Dataset records |
= = = =

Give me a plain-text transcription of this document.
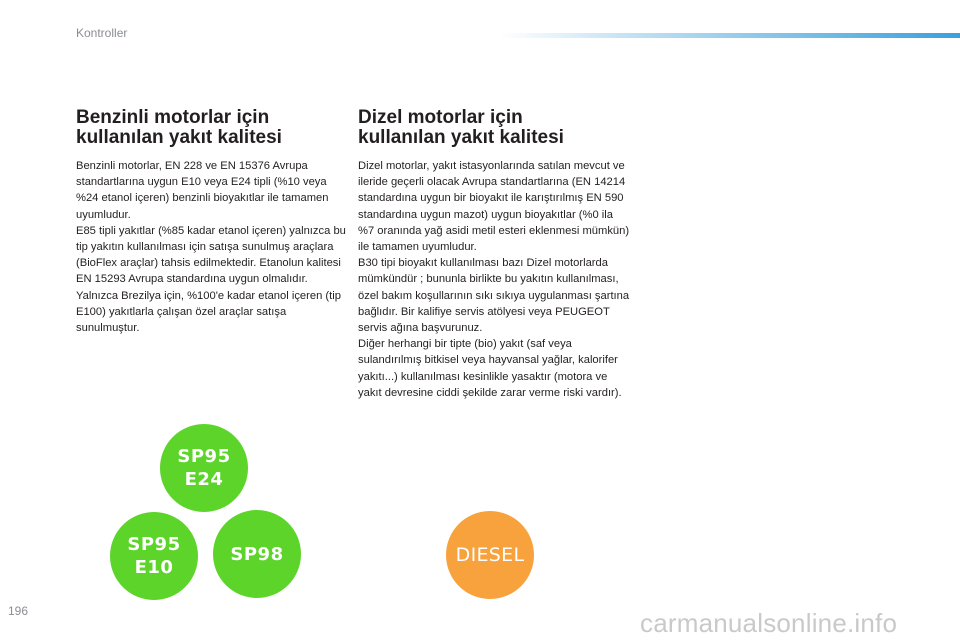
Kontroller
Benzinli motorlar için
kullanılan yakıt kalitesi

Benzinli motorlar, EN 228 ve EN 15376 Avrupa standartlarına uygun E10 veya E24 tipli (%10 veya %24 etanol içeren) benzinli bioyakıtlar ile tamamen uyumludur.
E85 tipli yakıtlar (%85 kadar etanol içeren) yalnızca bu tip yakıtın kullanılması için satışa sunulmuş araçlara (BioFlex araçlar) tahsis edilmektedir. Etanolun kalitesi EN 15293 Avrupa standardına uygun olmalıdır.
Yalnızca Brezilya için, %100'e kadar etanol içeren (tip E100) yakıtlarla çalışan özel araçlar satışa sunulmuştur.

Dizel motorlar için
kullanılan yakıt kalitesi

Dizel motorlar, yakıt istasyonlarında satılan mevcut ve ileride geçerli olacak Avrupa standartlarına (EN 14214 standardına uygun bir bioyakıt ile karıştırılmış EN 590 standardına uygun mazot) uygun bioyakıtlar (%0 ila %7 oranında yağ asidi metil esteri eklenmesi mümkün) ile tamamen uyumludur.
B30 tipi bioyakıt kullanılması bazı Dizel motorlarda mümkündür ; bununla birlikte bu yakıtın kullanılması, özel bakım koşullarının sıkı sıkıya uygulanması şartına bağlıdır. Bir kalifiye servis atölyesi veya PEUGEOT servis ağına başvurunuz.
Diğer herhangi bir tipte (bio) yakıt (saf veya sulandırılmış bitkisel veya hayvansal yağlar, kalorifer yakıtı...) kullanılması kesinlikle yasaktır (motora ve yakıt devresine ciddi şekilde zarar verme riski vardır).

SP95
E24
SP95
E10
SP98	DIESEL
196	carmanualsonline.info
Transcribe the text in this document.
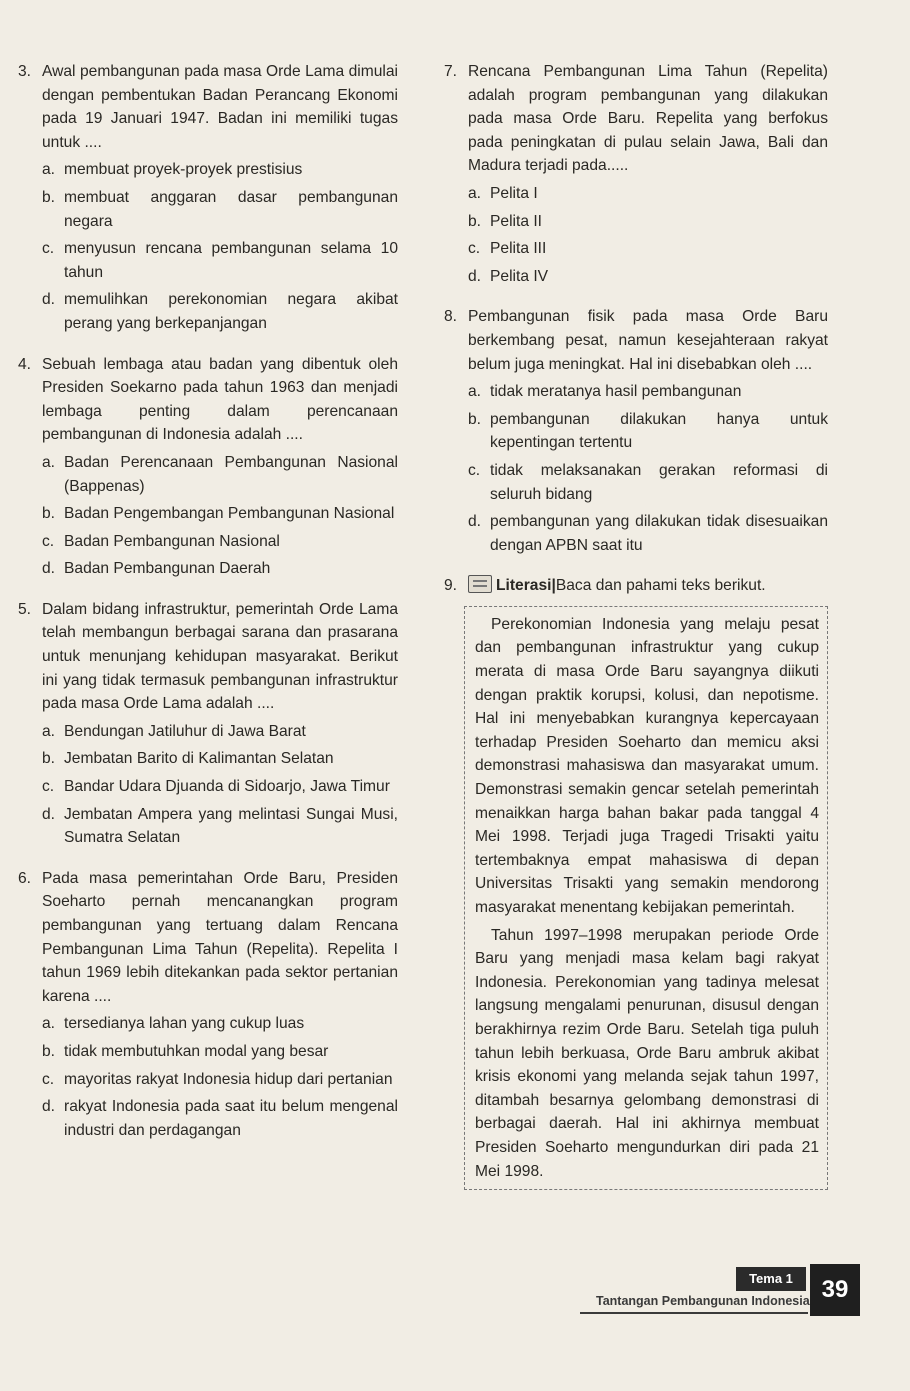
3. Awal pembangunan pada masa Orde Lama dimulai dengan pembentukan Badan Perancang Ekonomi pada 19 Januari 1947. Badan ini memiliki tugas untuk ....

a. membuat proyek-proyek prestisius
b. membuat anggaran dasar pembangunan negara
c. menyusun rencana pembangunan selama 10 tahun
d. memulihkan perekonomian negara akibat perang yang berkepanjangan
4. Sebuah lembaga atau badan yang dibentuk oleh Presiden Soekarno pada tahun 1963 dan menjadi lembaga penting dalam perencanaan pembangunan di Indonesia adalah ....

a. Badan Perencanaan Pembangunan Nasional (Bappenas)
b. Badan Pengembangan Pembangunan Nasional
c. Badan Pembangunan Nasional
d. Badan Pembangunan Daerah
5. Dalam bidang infrastruktur, pemerintah Orde Lama telah membangun berbagai sarana dan prasarana untuk menunjang kehidupan masyarakat. Berikut ini yang tidak termasuk pembangunan infrastruktur pada masa Orde Lama adalah ....

a. Bendungan Jatiluhur di Jawa Barat
b. Jembatan Barito di Kalimantan Selatan
c. Bandar Udara Djuanda di Sidoarjo, Jawa Timur
d. Jembatan Ampera yang melintasi Sungai Musi, Sumatra Selatan
6. Pada masa pemerintahan Orde Baru, Presiden Soeharto pernah mencanangkan program pembangunan yang tertuang dalam Rencana Pembangunan Lima Tahun (Repelita). Repelita I tahun 1969 lebih ditekankan pada sektor pertanian karena ....

a. tersedianya lahan yang cukup luas
b. tidak membutuhkan modal yang besar
c. mayoritas rakyat Indonesia hidup dari pertanian
d. rakyat Indonesia pada saat itu belum mengenal industri dan perdagangan
7. Rencana Pembangunan Lima Tahun (Repelita) adalah program pembangunan yang dilakukan pada masa Orde Baru. Repelita yang berfokus pada peningkatan di pulau selain Jawa, Bali dan Madura terjadi pada.....

a. Pelita I
b. Pelita II
c. Pelita III
d. Pelita IV
8. Pembangunan fisik pada masa Orde Baru berkembang pesat, namun kesejahteraan rakyat belum juga meningkat. Hal ini disebabkan oleh ....

a. tidak meratanya hasil pembangunan
b. pembangunan dilakukan hanya untuk kepentingan tertentu
c. tidak melaksanakan gerakan reformasi di seluruh bidang
d. pembangunan yang dilakukan tidak disesuaikan dengan APBN saat itu
9.	Literasi|Baca dan pahami teks berikut.

Perekonomian Indonesia yang melaju pesat dan pembangunan infrastruktur yang cukup merata di masa Orde Baru sayangnya diikuti dengan praktik korupsi, kolusi, dan nepotisme. Hal ini menyebabkan kurangnya kepercayaan terhadap Presiden Soeharto dan memicu aksi demonstrasi mahasiswa dan masyarakat umum. Demonstrasi semakin gencar setelah pemerintah menaikkan harga bahan bakar pada tanggal 4 Mei 1998. Terjadi juga Tragedi Trisakti yaitu tertembaknya empat mahasiswa di depan Universitas Trisakti yang semakin mendorong masyarakat menentang kebijakan pemerintah.

Tahun 1997–1998 merupakan periode Orde Baru yang menjadi masa kelam bagi rakyat Indonesia. Perekonomian yang tadinya melesat langsung mengalami penurunan, disusul dengan berakhirnya rezim Orde Baru. Setelah tiga puluh tahun lebih berkuasa, Orde Baru ambruk akibat krisis ekonomi yang melanda sejak tahun 1997, ditambah besarnya gelombang demonstrasi di berbagai daerah. Hal ini akhirnya membuat Presiden Soeharto mengundurkan diri pada 21 Mei 1998.

Tema 1
Tantangan Pembangunan Indonesia 39
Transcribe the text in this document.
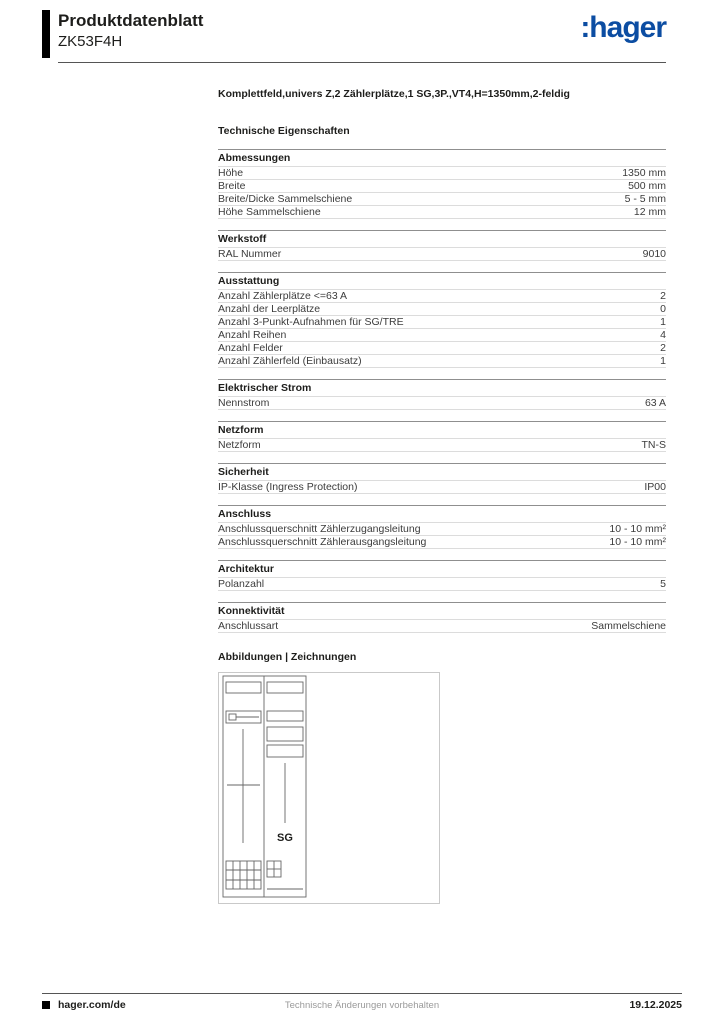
Produktdatenblatt
ZK53F4H	:hager
Komplettfeld,univers Z,2 Zählerplätze,1 SG,3P.,VT4,H=1350mm,2-feldig
Technische Eigenschaften
Abmessungen
Höhe	1350 mm
Breite	500 mm
Breite/Dicke Sammelschiene	5 - 5 mm
Höhe Sammelschiene	12 mm
Werkstoff
RAL Nummer	9010
Ausstattung
Anzahl Zählerplätze <=63 A	2
Anzahl der Leerplätze	0
Anzahl 3-Punkt-Aufnahmen für SG/TRE	1
Anzahl Reihen	4
Anzahl Felder	2
Anzahl Zählerfeld (Einbausatz)	1
Elektrischer Strom
Nennstrom	63 A
Netzform
Netzform	TN-S
Sicherheit
IP-Klasse (Ingress Protection)	IP00
Anschluss
Anschlussquerschnitt Zählerzugangsleitung	10 - 10 mm²
Anschlussquerschnitt Zählerausgangsleitung	10 - 10 mm²
Architektur
Polanzahl	5
Konnektivität
Anschlussart	Sammelschiene
Abbildungen | Zeichnungen
SG
hager.com/de	Technische Änderungen vorbehalten	19.12.2025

= = = =

Work to do | Return only those lines of the records that contain the string "özel".

Solution to this task |
Yalnızca Brezilya için, %100'e kadar etanol içeren (tip E100) yakıtlarla çalışan özel araçlar satışa sunulmuştur.
B30 tipi bioyakıt kullanılması bazı Dizel motorlarda mümkündür ; bununla birlikte bu yakıtın kullanılması, özel bakım koşullarının sıkı sıkıya uygulanması şartına bağlıdır. Bir kalifiye servis atölyesi veya PEUGEOT servis ağına başvurunuz.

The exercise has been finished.